Extract the records below word for word and ignore the images.

Begin ROWS

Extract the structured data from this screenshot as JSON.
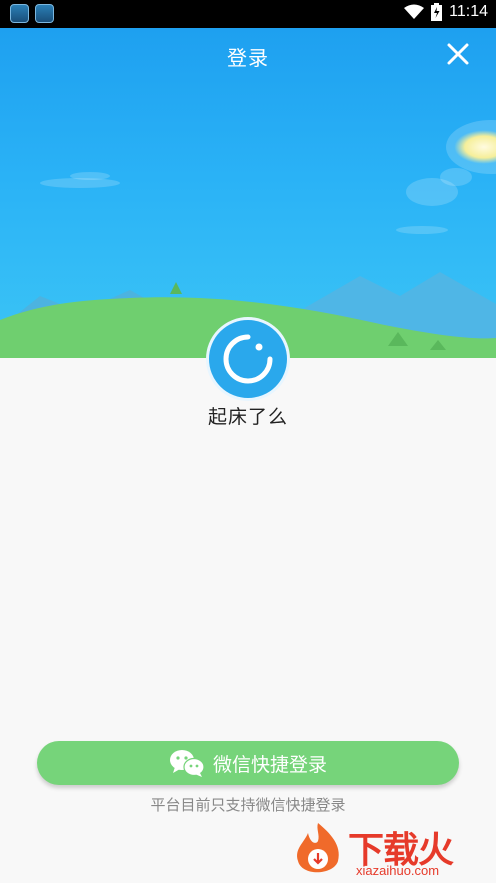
{
  "status_bar": {
    "time": "11:14"
  },
  "header": {
    "title": "登录"
  },
  "app": {
    "name": "起床了么"
  },
  "login": {
    "wechat_button_label": "微信快捷登录",
    "note": "平台目前只支持微信快捷登录"
  },
  "watermark": {
    "brand": "下载火",
    "url": "xiazaihuo.com"
  },
  "colors": {
    "sky_top": "#1ea0f0",
    "sky_bottom": "#3cc5f5",
    "hill_green": "#6fcf6f",
    "button_green": "#76d47a",
    "logo_blue": "#2aa8ec",
    "watermark_red": "#e63a2a"
  },
  "icons": {
    "close": "close-icon",
    "wechat": "wechat-icon",
    "wifi": "wifi-icon",
    "battery": "battery-icon",
    "logo": "app-logo-icon"
  }
}
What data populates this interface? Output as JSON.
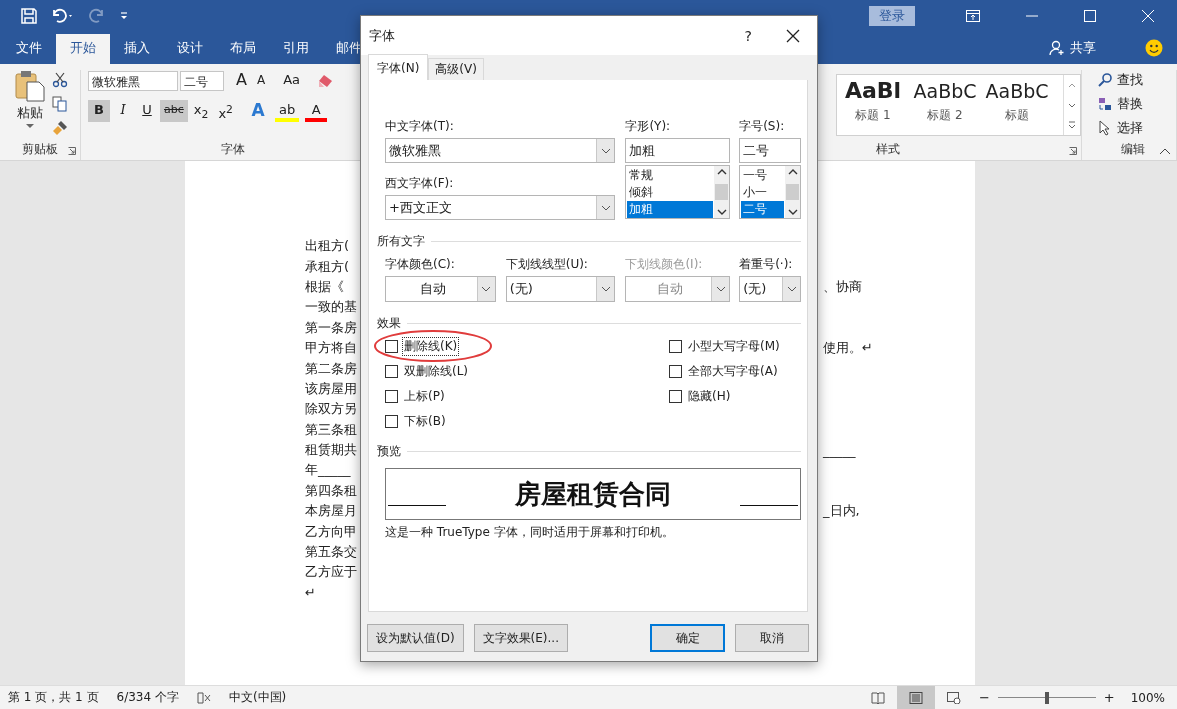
{
  "window": {
    "quick_access": [
      {
        "kind": "save",
        "disabled": false
      },
      {
        "kind": "undo",
        "disabled": false
      },
      {
        "kind": "redo",
        "disabled": true
      },
      {
        "kind": "customize",
        "disabled": false
      }
    ],
    "sign_in": "登录",
    "share": "共享"
  },
  "ribbon_tabs": [
    {
      "label": "文件",
      "selected": false
    },
    {
      "label": "开始",
      "selected": true
    },
    {
      "label": "插入",
      "selected": false
    },
    {
      "label": "设计",
      "selected": false
    },
    {
      "label": "布局",
      "selected": false
    },
    {
      "label": "引用",
      "selected": false
    },
    {
      "label": "邮件",
      "selected": false
    }
  ],
  "clipboard": {
    "paste": "粘贴",
    "group": "剪贴板"
  },
  "font_group": {
    "font": "微软雅黑",
    "size": "二号",
    "row1": [
      {
        "kind": "grow",
        "label": "A"
      },
      {
        "kind": "shrink",
        "label": "A"
      },
      {
        "kind": "case",
        "label": "Aa"
      },
      {
        "kind": "clear"
      }
    ],
    "row2": [
      {
        "kind": "bold",
        "label": "B",
        "pressed": true
      },
      {
        "kind": "italic",
        "label": "I",
        "pressed": false
      },
      {
        "kind": "underline",
        "label": "U",
        "pressed": false
      },
      {
        "kind": "strike",
        "label": "abc",
        "pressed": true
      },
      {
        "kind": "script",
        "label": "x$_{2}$",
        "pressed": false
      },
      {
        "kind": "script",
        "label": "x$^{2}$",
        "pressed": false
      },
      {
        "kind": "effect",
        "label": "A",
        "pressed": false
      },
      {
        "kind": "highlight",
        "label": "ab",
        "pressed": false,
        "color": "#ffff00"
      },
      {
        "kind": "fontcolor",
        "label": "A",
        "pressed": false,
        "color": "#ff0000"
      }
    ],
    "group": "字体"
  },
  "styles": {
    "items": [
      {
        "kind": "heading1",
        "sample": "AaBl",
        "name": "标题 1"
      },
      {
        "kind": "heading2",
        "sample": "AaBbC",
        "name": "标题 2"
      },
      {
        "kind": "title",
        "sample": "AaBbC",
        "name": "标题"
      }
    ],
    "group": "样式"
  },
  "editing": {
    "items": [
      {
        "kind": "find",
        "label": "查找"
      },
      {
        "kind": "replace",
        "label": "替换"
      },
      {
        "kind": "select",
        "label": "选择"
      }
    ],
    "group": "编辑"
  },
  "document": {
    "lines": [
      {
        "left": "出租方("
      },
      {
        "left": "承租方("
      },
      {
        "left": "根据《",
        "right": "、协商"
      },
      {
        "left": "一致的基"
      },
      {
        "left": "第一条房"
      },
      {
        "left": "甲方将自",
        "right": "使用。↵"
      },
      {
        "left": "第二条房"
      },
      {
        "left": "该房屋用"
      },
      {
        "left": "除双方另"
      },
      {
        "left": "第三条租"
      },
      {
        "left": "租赁期共",
        "right": "_____"
      },
      {
        "left": "年_____"
      },
      {
        "left": "第四条租"
      },
      {
        "left": "本房屋月",
        "right": "_日内,"
      },
      {
        "left": "乙方向甲"
      },
      {
        "left": "第五条交"
      },
      {
        "left": "乙方应于"
      },
      {
        "left": "↵"
      }
    ]
  },
  "dialog": {
    "title": "字体",
    "help": "?",
    "tabs": [
      {
        "label": "字体(N)",
        "selected": true
      },
      {
        "label": "高级(V)",
        "selected": false
      }
    ],
    "chinese_font": {
      "label": "中文字体(T):",
      "value": "微软雅黑"
    },
    "western_font": {
      "label": "西文字体(F):",
      "value": "+西文正文"
    },
    "style": {
      "label": "字形(Y):",
      "value": "加粗",
      "options": [
        {
          "label": "常规",
          "selected": false
        },
        {
          "label": "倾斜",
          "selected": false
        },
        {
          "label": "加粗",
          "selected": true
        }
      ]
    },
    "size": {
      "label": "字号(S):",
      "value": "二号",
      "options": [
        {
          "label": "一号",
          "selected": false
        },
        {
          "label": "小一",
          "selected": false
        },
        {
          "label": "二号",
          "selected": true
        }
      ]
    },
    "all_text": {
      "heading": "所有文字",
      "fields": [
        {
          "kind": "color",
          "label": "字体颜色(C):",
          "value": "自动",
          "disabled": false
        },
        {
          "kind": "underline",
          "label": "下划线线型(U):",
          "value": "(无)",
          "disabled": false
        },
        {
          "kind": "color",
          "label": "下划线颜色(I):",
          "value": "自动",
          "disabled": true
        },
        {
          "kind": "emphasis",
          "label": "着重号(·):",
          "value": "(无)",
          "disabled": false
        }
      ]
    },
    "effects": {
      "heading": "效果",
      "left": [
        {
          "label": "删除线(K)",
          "checked": false,
          "focused": true,
          "highlighted": true
        },
        {
          "label": "双删除线(L)",
          "checked": false,
          "focused": false,
          "highlighted": false
        },
        {
          "label": "上标(P)",
          "checked": false,
          "focused": false,
          "highlighted": false
        },
        {
          "label": "下标(B)",
          "checked": false,
          "focused": false,
          "highlighted": false
        }
      ],
      "right": [
        {
          "label": "小型大写字母(M)",
          "checked": false,
          "focused": false,
          "highlighted": false
        },
        {
          "label": "全部大写字母(A)",
          "checked": false,
          "focused": false,
          "highlighted": false
        },
        {
          "label": "隐藏(H)",
          "checked": false,
          "focused": false,
          "highlighted": false
        }
      ]
    },
    "preview": {
      "heading": "预览",
      "sample": "房屋租赁合同",
      "note": "这是一种 TrueType 字体，同时适用于屏幕和打印机。"
    },
    "buttons": [
      {
        "label": "设为默认值(D)",
        "default": false
      },
      {
        "label": "文字效果(E)...",
        "default": false
      },
      {
        "label": "确定",
        "default": true
      },
      {
        "label": "取消",
        "default": false
      }
    ]
  },
  "status_bar": {
    "page": "第 1 页，共 1 页",
    "words": "6/334 个字",
    "language": "中文(中国)",
    "views": [
      {
        "kind": "read",
        "selected": false
      },
      {
        "kind": "print",
        "selected": true
      },
      {
        "kind": "web",
        "selected": false
      }
    ],
    "zoom": {
      "minus": "−",
      "plus": "+",
      "level": 0.5,
      "reading": "100%"
    }
  }
}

End ROWS

* **COMPLETED EXERCISE**
Extract the structured data from this screenshot as JSON.
{
  "status_bar": {
    "time": "11:14"
  },
  "header": {
    "title": "登录"
  },
  "app": {
    "name": "起床了么"
  },
  "login": {
    "wechat_button_label": "微信快捷登录",
    "note": "平台目前只支持微信快捷登录"
  },
  "watermark": {
    "brand": "下载火",
    "url": "xiazaihuo.com"
  },
  "colors": {
    "sky_top": "#1ea0f0",
    "sky_bottom": "#3cc5f5",
    "hill_green": "#6fcf6f",
    "button_green": "#76d47a",
    "logo_blue": "#2aa8ec",
    "watermark_red": "#e63a2a"
  },
  "icons": {
    "close": "close-icon",
    "wechat": "wechat-icon",
    "wifi": "wifi-icon",
    "battery": "battery-icon",
    "logo": "app-logo-icon"
  }
}
What data populates this interface? Output as JSON.
{
  "window": {
    "quick_access": [
      {
        "kind": "save",
        "disabled": false
      },
      {
        "kind": "undo",
        "disabled": false
      },
      {
        "kind": "redo",
        "disabled": true
      },
      {
        "kind": "customize",
        "disabled": false
      }
    ],
    "sign_in": "登录",
    "share": "共享"
  },
  "ribbon_tabs": [
    {
      "label": "文件",
      "selected": false
    },
    {
      "label": "开始",
      "selected": true
    },
    {
      "label": "插入",
      "selected": false
    },
    {
      "label": "设计",
      "selected": false
    },
    {
      "label": "布局",
      "selected": false
    },
    {
      "label": "引用",
      "selected": false
    },
    {
      "label": "邮件",
      "selected": false
    }
  ],
  "clipboard": {
    "paste": "粘贴",
    "group": "剪贴板"
  },
  "font_group": {
    "font": "微软雅黑",
    "size": "二号",
    "row1": [
      {
        "kind": "grow",
        "label": "A"
      },
      {
        "kind": "shrink",
        "label": "A"
      },
      {
        "kind": "case",
        "label": "Aa"
      },
      {
        "kind": "clear"
      }
    ],
    "row2": [
      {
        "kind": "bold",
        "label": "B",
        "pressed": true
      },
      {
        "kind": "italic",
        "label": "I",
        "pressed": false
      },
      {
        "kind": "underline",
        "label": "U",
        "pressed": false
      },
      {
        "kind": "strike",
        "label": "abc",
        "pressed": true
      },
      {
        "kind": "script",
        "label": "x$_{2}$",
        "pressed": false
      },
      {
        "kind": "script",
        "label": "x$^{2}$",
        "pressed": false
      },
      {
        "kind": "effect",
        "label": "A",
        "pressed": false
      },
      {
        "kind": "highlight",
        "label": "ab",
        "pressed": false,
        "color": "#ffff00"
      },
      {
        "kind": "fontcolor",
        "label": "A",
        "pressed": false,
        "color": "#ff0000"
      }
    ],
    "group": "字体"
  },
  "styles": {
    "items": [
      {
        "kind": "heading1",
        "sample": "AaBl",
        "name": "标题 1"
      },
      {
        "kind": "heading2",
        "sample": "AaBbC",
        "name": "标题 2"
      },
      {
        "kind": "title",
        "sample": "AaBbC",
        "name": "标题"
      }
    ],
    "group": "样式"
  },
  "editing": {
    "items": [
      {
        "kind": "find",
        "label": "查找"
      },
      {
        "kind": "replace",
        "label": "替换"
      },
      {
        "kind": "select",
        "label": "选择"
      }
    ],
    "group": "编辑"
  },
  "document": {
    "lines": [
      {
        "left": "出租方("
      },
      {
        "left": "承租方("
      },
      {
        "left": "根据《",
        "right": "、协商"
      },
      {
        "left": "一致的基"
      },
      {
        "left": "第一条房"
      },
      {
        "left": "甲方将自",
        "right": "使用。↵"
      },
      {
        "left": "第二条房"
      },
      {
        "left": "该房屋用"
      },
      {
        "left": "除双方另"
      },
      {
        "left": "第三条租"
      },
      {
        "left": "租赁期共",
        "right": "_____"
      },
      {
        "left": "年_____"
      },
      {
        "left": "第四条租"
      },
      {
        "left": "本房屋月",
        "right": "_日内,"
      },
      {
        "left": "乙方向甲"
      },
      {
        "left": "第五条交"
      },
      {
        "left": "乙方应于"
      },
      {
        "left": "↵"
      }
    ]
  },
  "dialog": {
    "title": "字体",
    "help": "?",
    "tabs": [
      {
        "label": "字体(N)",
        "selected": true
      },
      {
        "label": "高级(V)",
        "selected": false
      }
    ],
    "chinese_font": {
      "label": "中文字体(T):",
      "value": "微软雅黑"
    },
    "western_font": {
      "label": "西文字体(F):",
      "value": "+西文正文"
    },
    "style": {
      "label": "字形(Y):",
      "value": "加粗",
      "options": [
        {
          "label": "常规",
          "selected": false
        },
        {
          "label": "倾斜",
          "selected": false
        },
        {
          "label": "加粗",
          "selected": true
        }
      ]
    },
    "size": {
      "label": "字号(S):",
      "value": "二号",
      "options": [
        {
          "label": "一号",
          "selected": false
        },
        {
          "label": "小一",
          "selected": false
        },
        {
          "label": "二号",
          "selected": true
        }
      ]
    },
    "all_text": {
      "heading": "所有文字",
      "fields": [
        {
          "kind": "color",
          "label": "字体颜色(C):",
          "value": "自动",
          "disabled": false
        },
        {
          "kind": "underline",
          "label": "下划线线型(U):",
          "value": "(无)",
          "disabled": false
        },
        {
          "kind": "color",
          "label": "下划线颜色(I):",
          "value": "自动",
          "disabled": true
        },
        {
          "kind": "emphasis",
          "label": "着重号(·):",
          "value": "(无)",
          "disabled": false
        }
      ]
    },
    "effects": {
      "heading": "效果",
      "left": [
        {
          "label": "删除线(K)",
          "checked": false,
          "focused": true,
          "highlighted": true
        },
        {
          "label": "双删除线(L)",
          "checked": false,
          "focused": false,
          "highlighted": false
        },
        {
          "label": "上标(P)",
          "checked": false,
          "focused": false,
          "highlighted": false
        },
        {
          "label": "下标(B)",
          "checked": false,
          "focused": false,
          "highlighted": false
        }
      ],
      "right": [
        {
          "label": "小型大写字母(M)",
          "checked": false,
          "focused": false,
          "highlighted": false
        },
        {
          "label": "全部大写字母(A)",
          "checked": false,
          "focused": false,
          "highlighted": false
        },
        {
          "label": "隐藏(H)",
          "checked": false,
          "focused": false,
          "highlighted": false
        }
      ]
    },
    "preview": {
      "heading": "预览",
      "sample": "房屋租赁合同",
      "note": "这是一种 TrueType 字体，同时适用于屏幕和打印机。"
    },
    "buttons": [
      {
        "label": "设为默认值(D)",
        "default": false
      },
      {
        "label": "文字效果(E)...",
        "default": false
      },
      {
        "label": "确定",
        "default": true
      },
      {
        "label": "取消",
        "default": false
      }
    ]
  },
  "status_bar": {
    "page": "第 1 页，共 1 页",
    "words": "6/334 个字",
    "language": "中文(中国)",
    "views": [
      {
        "kind": "read",
        "selected": false
      },
      {
        "kind": "print",
        "selected": true
      },
      {
        "kind": "web",
        "selected": false
      }
    ],
    "zoom": {
      "minus": "−",
      "plus": "+",
      "level": 0.5,
      "reading": "100%"
    }
  }
}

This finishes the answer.